═════ Records supplied ═════

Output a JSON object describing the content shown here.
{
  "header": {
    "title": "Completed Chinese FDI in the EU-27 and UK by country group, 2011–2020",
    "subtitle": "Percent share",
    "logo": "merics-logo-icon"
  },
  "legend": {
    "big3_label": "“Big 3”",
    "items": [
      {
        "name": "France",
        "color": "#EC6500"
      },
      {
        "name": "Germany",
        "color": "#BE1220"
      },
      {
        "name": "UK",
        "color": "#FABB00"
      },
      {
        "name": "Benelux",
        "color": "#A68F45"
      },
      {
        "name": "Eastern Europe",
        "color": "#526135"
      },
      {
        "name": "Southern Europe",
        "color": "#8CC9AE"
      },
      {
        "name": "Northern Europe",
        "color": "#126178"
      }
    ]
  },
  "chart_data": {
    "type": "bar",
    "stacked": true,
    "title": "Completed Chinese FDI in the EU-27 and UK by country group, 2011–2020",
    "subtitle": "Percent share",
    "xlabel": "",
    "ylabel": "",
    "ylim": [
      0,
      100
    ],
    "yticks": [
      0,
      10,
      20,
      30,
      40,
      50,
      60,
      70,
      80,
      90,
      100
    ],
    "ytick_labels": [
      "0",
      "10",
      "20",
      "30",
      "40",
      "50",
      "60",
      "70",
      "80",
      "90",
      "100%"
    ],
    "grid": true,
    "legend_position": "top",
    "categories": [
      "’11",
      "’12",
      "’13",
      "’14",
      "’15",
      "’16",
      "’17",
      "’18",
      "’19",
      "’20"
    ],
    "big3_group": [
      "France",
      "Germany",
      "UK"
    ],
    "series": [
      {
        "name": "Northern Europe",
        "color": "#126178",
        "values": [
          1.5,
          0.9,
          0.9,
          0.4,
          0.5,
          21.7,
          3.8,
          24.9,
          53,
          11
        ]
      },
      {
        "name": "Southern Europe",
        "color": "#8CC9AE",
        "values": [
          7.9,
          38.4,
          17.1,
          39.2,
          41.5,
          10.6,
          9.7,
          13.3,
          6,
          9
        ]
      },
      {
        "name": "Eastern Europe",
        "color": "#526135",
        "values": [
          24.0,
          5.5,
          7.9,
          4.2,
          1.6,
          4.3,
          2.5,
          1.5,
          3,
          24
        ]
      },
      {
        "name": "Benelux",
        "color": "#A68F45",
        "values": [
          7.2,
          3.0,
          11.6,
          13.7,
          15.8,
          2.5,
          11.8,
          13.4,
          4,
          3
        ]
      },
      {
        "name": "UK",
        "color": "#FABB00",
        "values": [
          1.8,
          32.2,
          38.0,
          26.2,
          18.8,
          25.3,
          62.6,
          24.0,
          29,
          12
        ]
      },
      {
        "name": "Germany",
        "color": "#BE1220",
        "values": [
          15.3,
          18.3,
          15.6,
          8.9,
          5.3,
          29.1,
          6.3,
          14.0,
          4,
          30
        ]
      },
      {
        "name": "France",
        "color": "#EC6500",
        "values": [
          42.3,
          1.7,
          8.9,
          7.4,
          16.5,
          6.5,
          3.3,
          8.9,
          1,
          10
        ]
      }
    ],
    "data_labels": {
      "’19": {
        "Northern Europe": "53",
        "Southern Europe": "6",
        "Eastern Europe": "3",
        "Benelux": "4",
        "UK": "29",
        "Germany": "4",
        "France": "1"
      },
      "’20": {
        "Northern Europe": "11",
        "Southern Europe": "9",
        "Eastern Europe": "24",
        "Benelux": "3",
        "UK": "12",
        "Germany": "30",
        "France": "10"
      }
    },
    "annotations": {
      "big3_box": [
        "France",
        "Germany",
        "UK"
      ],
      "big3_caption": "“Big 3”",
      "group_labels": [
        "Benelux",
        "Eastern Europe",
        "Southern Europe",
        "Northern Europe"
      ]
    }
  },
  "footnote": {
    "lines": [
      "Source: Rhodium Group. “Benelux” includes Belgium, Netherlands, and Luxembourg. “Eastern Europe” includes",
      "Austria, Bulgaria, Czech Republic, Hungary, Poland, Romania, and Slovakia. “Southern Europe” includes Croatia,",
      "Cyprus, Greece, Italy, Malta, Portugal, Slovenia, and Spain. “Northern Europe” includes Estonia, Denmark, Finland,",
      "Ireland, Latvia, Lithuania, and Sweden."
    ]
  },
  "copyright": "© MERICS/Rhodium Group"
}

═════

[What you have to do]: Transcribe every line of the data, exactly as it stands.

[Response below]:
Output a JSON object describing the content shown here.
{
  "header": {
    "title": "Completed Chinese FDI in the EU-27 and UK by country group, 2011–2020",
    "subtitle": "Percent share",
    "logo": "merics-logo-icon"
  },
  "legend": {
    "big3_label": "“Big 3”",
    "items": [
      {
        "name": "France",
        "color": "#EC6500"
      },
      {
        "name": "Germany",
        "color": "#BE1220"
      },
      {
        "name": "UK",
        "color": "#FABB00"
      },
      {
        "name": "Benelux",
        "color": "#A68F45"
      },
      {
        "name": "Eastern Europe",
        "color": "#526135"
      },
      {
        "name": "Southern Europe",
        "color": "#8CC9AE"
      },
      {
        "name": "Northern Europe",
        "color": "#126178"
      }
    ]
  },
  "chart_data": {
    "type": "bar",
    "stacked": true,
    "title": "Completed Chinese FDI in the EU-27 and UK by country group, 2011–2020",
    "subtitle": "Percent share",
    "xlabel": "",
    "ylabel": "",
    "ylim": [
      0,
      100
    ],
    "yticks": [
      0,
      10,
      20,
      30,
      40,
      50,
      60,
      70,
      80,
      90,
      100
    ],
    "ytick_labels": [
      "0",
      "10",
      "20",
      "30",
      "40",
      "50",
      "60",
      "70",
      "80",
      "90",
      "100%"
    ],
    "grid": true,
    "legend_position": "top",
    "categories": [
      "’11",
      "’12",
      "’13",
      "’14",
      "’15",
      "’16",
      "’17",
      "’18",
      "’19",
      "’20"
    ],
    "big3_group": [
      "France",
      "Germany",
      "UK"
    ],
    "series": [
      {
        "name": "Northern Europe",
        "color": "#126178",
        "values": [
          1.5,
          0.9,
          0.9,
          0.4,
          0.5,
          21.7,
          3.8,
          24.9,
          53,
          11
        ]
      },
      {
        "name": "Southern Europe",
        "color": "#8CC9AE",
        "values": [
          7.9,
          38.4,
          17.1,
          39.2,
          41.5,
          10.6,
          9.7,
          13.3,
          6,
          9
        ]
      },
      {
        "name": "Eastern Europe",
        "color": "#526135",
        "values": [
          24.0,
          5.5,
          7.9,
          4.2,
          1.6,
          4.3,
          2.5,
          1.5,
          3,
          24
        ]
      },
      {
        "name": "Benelux",
        "color": "#A68F45",
        "values": [
          7.2,
          3.0,
          11.6,
          13.7,
          15.8,
          2.5,
          11.8,
          13.4,
          4,
          3
        ]
      },
      {
        "name": "UK",
        "color": "#FABB00",
        "values": [
          1.8,
          32.2,
          38.0,
          26.2,
          18.8,
          25.3,
          62.6,
          24.0,
          29,
          12
        ]
      },
      {
        "name": "Germany",
        "color": "#BE1220",
        "values": [
          15.3,
          18.3,
          15.6,
          8.9,
          5.3,
          29.1,
          6.3,
          14.0,
          4,
          30
        ]
      },
      {
        "name": "France",
        "color": "#EC6500",
        "values": [
          42.3,
          1.7,
          8.9,
          7.4,
          16.5,
          6.5,
          3.3,
          8.9,
          1,
          10
        ]
      }
    ],
    "data_labels": {
      "’19": {
        "Northern Europe": "53",
        "Southern Europe": "6",
        "Eastern Europe": "3",
        "Benelux": "4",
        "UK": "29",
        "Germany": "4",
        "France": "1"
      },
      "’20": {
        "Northern Europe": "11",
        "Southern Europe": "9",
        "Eastern Europe": "24",
        "Benelux": "3",
        "UK": "12",
        "Germany": "30",
        "France": "10"
      }
    },
    "annotations": {
      "big3_box": [
        "France",
        "Germany",
        "UK"
      ],
      "big3_caption": "“Big 3”",
      "group_labels": [
        "Benelux",
        "Eastern Europe",
        "Southern Europe",
        "Northern Europe"
      ]
    }
  },
  "footnote": {
    "lines": [
      "Source: Rhodium Group. “Benelux” includes Belgium, Netherlands, and Luxembourg. “Eastern Europe” includes",
      "Austria, Bulgaria, Czech Republic, Hungary, Poland, Romania, and Slovakia. “Southern Europe” includes Croatia,",
      "Cyprus, Greece, Italy, Malta, Portugal, Slovenia, and Spain. “Northern Europe” includes Estonia, Denmark, Finland,",
      "Ireland, Latvia, Lithuania, and Sweden."
    ]
  },
  "copyright": "© MERICS/Rhodium Group"
}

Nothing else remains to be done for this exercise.